[Data excerpts]

— begin —

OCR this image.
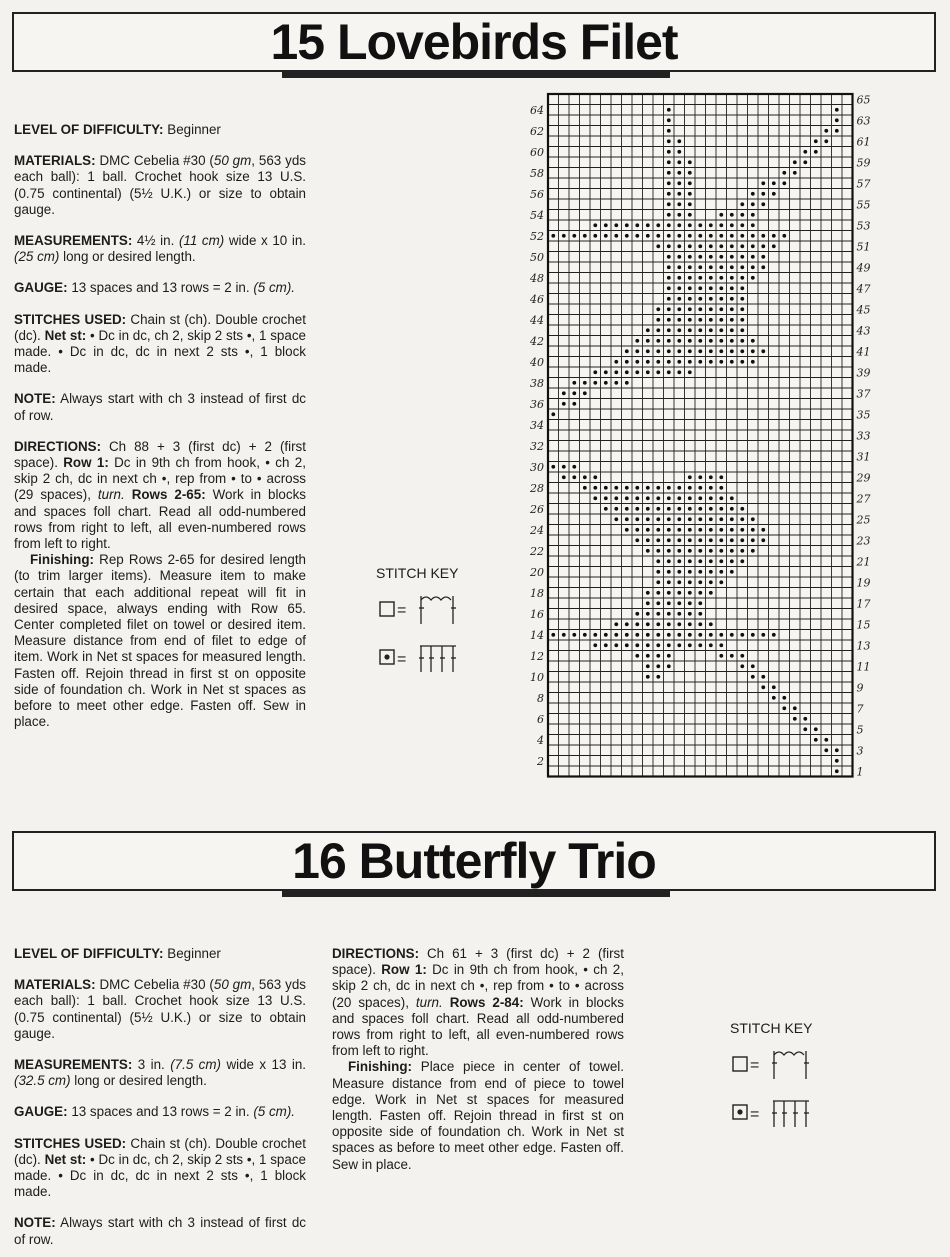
15 Lovebirds Filet

LEVEL OF DIFFICULTY: Beginner

MATERIALS: DMC Cebelia #30 (50 gm, 563 yds each ball): 1 ball. Crochet hook size 13 U.S. (0.75 continental) (5½ U.K.) or size to obtain gauge.

MEASUREMENTS: 4½ in. (11 cm) wide x 10 in. (25 cm) long or desired length.

GAUGE: 13 spaces and 13 rows = 2 in. (5 cm).

STITCHES USED: Chain st (ch). Double crochet (dc). Net st: • Dc in dc, ch 2, skip 2 sts •, 1 space made. • Dc in dc, dc in next 2 sts •, 1 block made.

NOTE: Always start with ch 3 instead of first dc of row.

DIRECTIONS: Ch 88 + 3 (first dc) + 2 (first space). Row 1: Dc in 9th ch from hook, • ch 2, skip 2 ch, dc in next ch •, rep from • to • across (29 spaces), turn. Rows 2-65: Work in blocks and spaces foll chart. Read all odd-numbered rows from right to left, all even-numbered rows from left to right.

Finishing: Rep Rows 2-65 for desired length (to trim larger items). Measure item to make certain that each additional repeat will fit in desired space, always ending with Row 65. Center completed filet on towel or desired item. Measure distance from end of filet to edge of item. Work in Net st spaces for measured length. Fasten off. Rejoin thread in first st on opposite side of foundation ch. Work in Net st spaces as before to meet other edge. Fasten off. Sew in place.

STITCH KEY
=
=
64
62
60
58
56
54
52
50
48
46
44
42
40
38
36
34
32
30
28
26
24
22
20
18
16
14
12
10
8
6
4
2
65
63
61
59
57
55
53
51
49
47
45
43
41
39
37
35
33
31
29
27
25
23
21
19
17
15
13
11
9
7
5
3
1
16 Butterfly Trio

LEVEL OF DIFFICULTY: Beginner

MATERIALS: DMC Cebelia #30 (50 gm, 563 yds each ball): 1 ball. Crochet hook size 13 U.S. (0.75 continental) (5½ U.K.) or size to obtain gauge.

MEASUREMENTS: 3 in. (7.5 cm) wide x 13 in. (32.5 cm) long or desired length.

GAUGE: 13 spaces and 13 rows = 2 in. (5 cm).

STITCHES USED: Chain st (ch). Double crochet (dc). Net st: • Dc in dc, ch 2, skip 2 sts •, 1 space made. • Dc in dc, dc in next 2 sts •, 1 block made.

NOTE: Always start with ch 3 instead of first dc of row.

DIRECTIONS: Ch 61 + 3 (first dc) + 2 (first space). Row 1: Dc in 9th ch from hook, • ch 2, skip 2 ch, dc in next ch •, rep from • to • across (20 spaces), turn. Rows 2-84: Work in blocks and spaces foll chart. Read all odd-numbered rows from right to left, all even-numbered rows from left to right.

Finishing: Place piece in center of towel. Measure distance from end of piece to towel edge. Work in Net st spaces for measured length. Fasten off. Rejoin thread in first st on opposite side of foundation ch. Work in Net st spaces as before to meet other edge. Fasten off. Sew in place.

STITCH KEY
=
=
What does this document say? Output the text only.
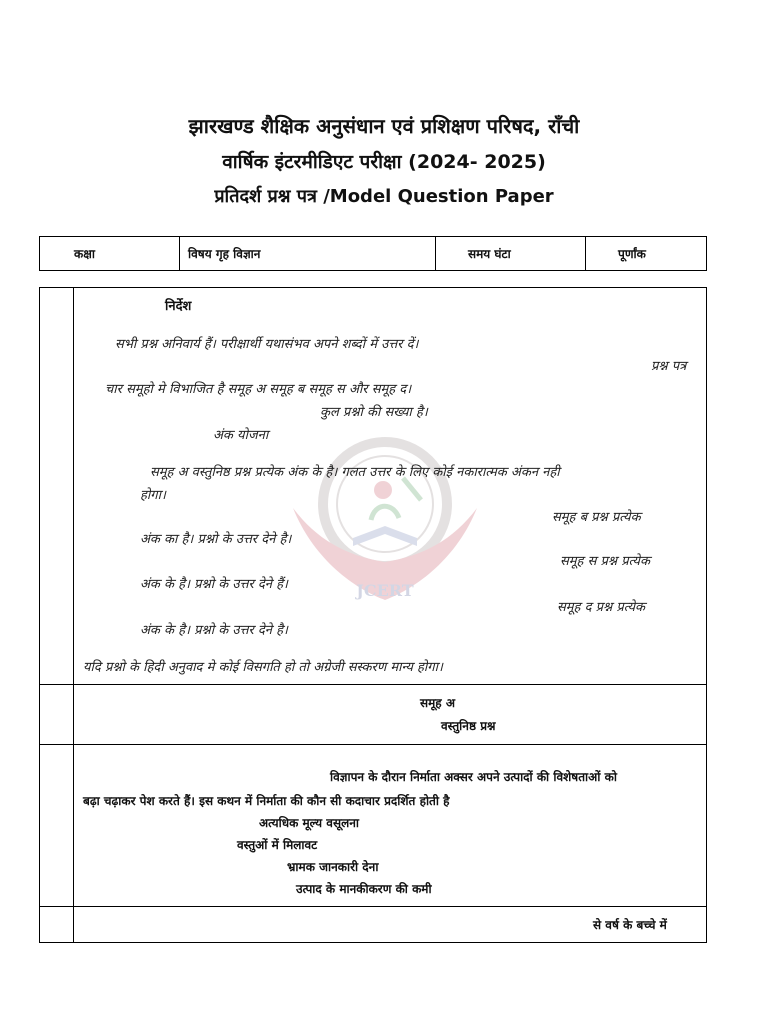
झारखण्ड शैक्षिक अनुसंधान एवं प्रशिक्षण परिषद, राँची
वार्षिक इंटरमीडिएट परीक्षा (2024- 2025)
प्रतिदर्श प्रश्न पत्र /Model Question Paper
कक्षा	विषय गृह विज्ञान	समय घंटा	पूर्णांक
JCERT
निर्देश
सभी प्रश्न अनिवार्य हैं। परीक्षार्थी यथासंभव अपने शब्दों में उत्तर दें।
प्रश्न पत्र
चार समूहो मे विभाजित है समूह अ समूह ब समूह स और समूह द।
कुल प्रश्नो की सख्या है।
अंक योजना
समूह अ वस्तुनिष्ठ प्रश्न प्रत्येक अंक के है। गलत उत्तर के लिए कोई नकारात्मक अंकन नही
होगा।
समूह ब प्रश्न प्रत्येक
अंक का है। प्रश्नो के उत्तर देने है।
समूह स प्रश्न प्रत्येक
अंक के है। प्रश्नो के उत्तर देने हैं।
समूह द प्रश्न प्रत्येक
अंक के है। प्रश्नो के उत्तर देने है।
यदि प्रश्नो के हिदी अनुवाद मे कोई विसगति हो तो अग्रेजी सस्करण मान्य होगा।
समूह अ
वस्तुनिष्ठ प्रश्न
विज्ञापन के दौरान निर्माता अक्सर अपने उत्पादों की विशेषताओं को
बढ़ा चढ़ाकर पेश करते हैं। इस कथन में निर्माता की कौन सी कदाचार प्रदर्शित होती है
अत्यधिक मूल्य वसूलना
वस्तुओं में मिलावट
भ्रामक जानकारी देना
उत्पाद के मानकीकरण की कमी
से वर्ष के बच्चे में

— end —

STATED TASK
Show the lines of the data that hold the word "blocks".

FINISHED EXERCISE
DIRECTIONS: Ch 88 + 3 (first dc) + 2 (first space). Row 1: Dc in 9th ch from hook, • ch 2, skip 2 ch, dc in next ch •, rep from • to • across (29 spaces), turn. Rows 2-65: Work in blocks and spaces foll chart. Read all odd-numbered rows from right to left, all even-numbered rows from left to right.
DIRECTIONS: Ch 61 + 3 (first dc) + 2 (first space). Row 1: Dc in 9th ch from hook, • ch 2, skip 2 ch, dc in next ch •, rep from • to • across (20 spaces), turn. Rows 2-84: Work in blocks and spaces foll chart. Read all odd-numbered rows from right to left, all even-numbered rows from left to right.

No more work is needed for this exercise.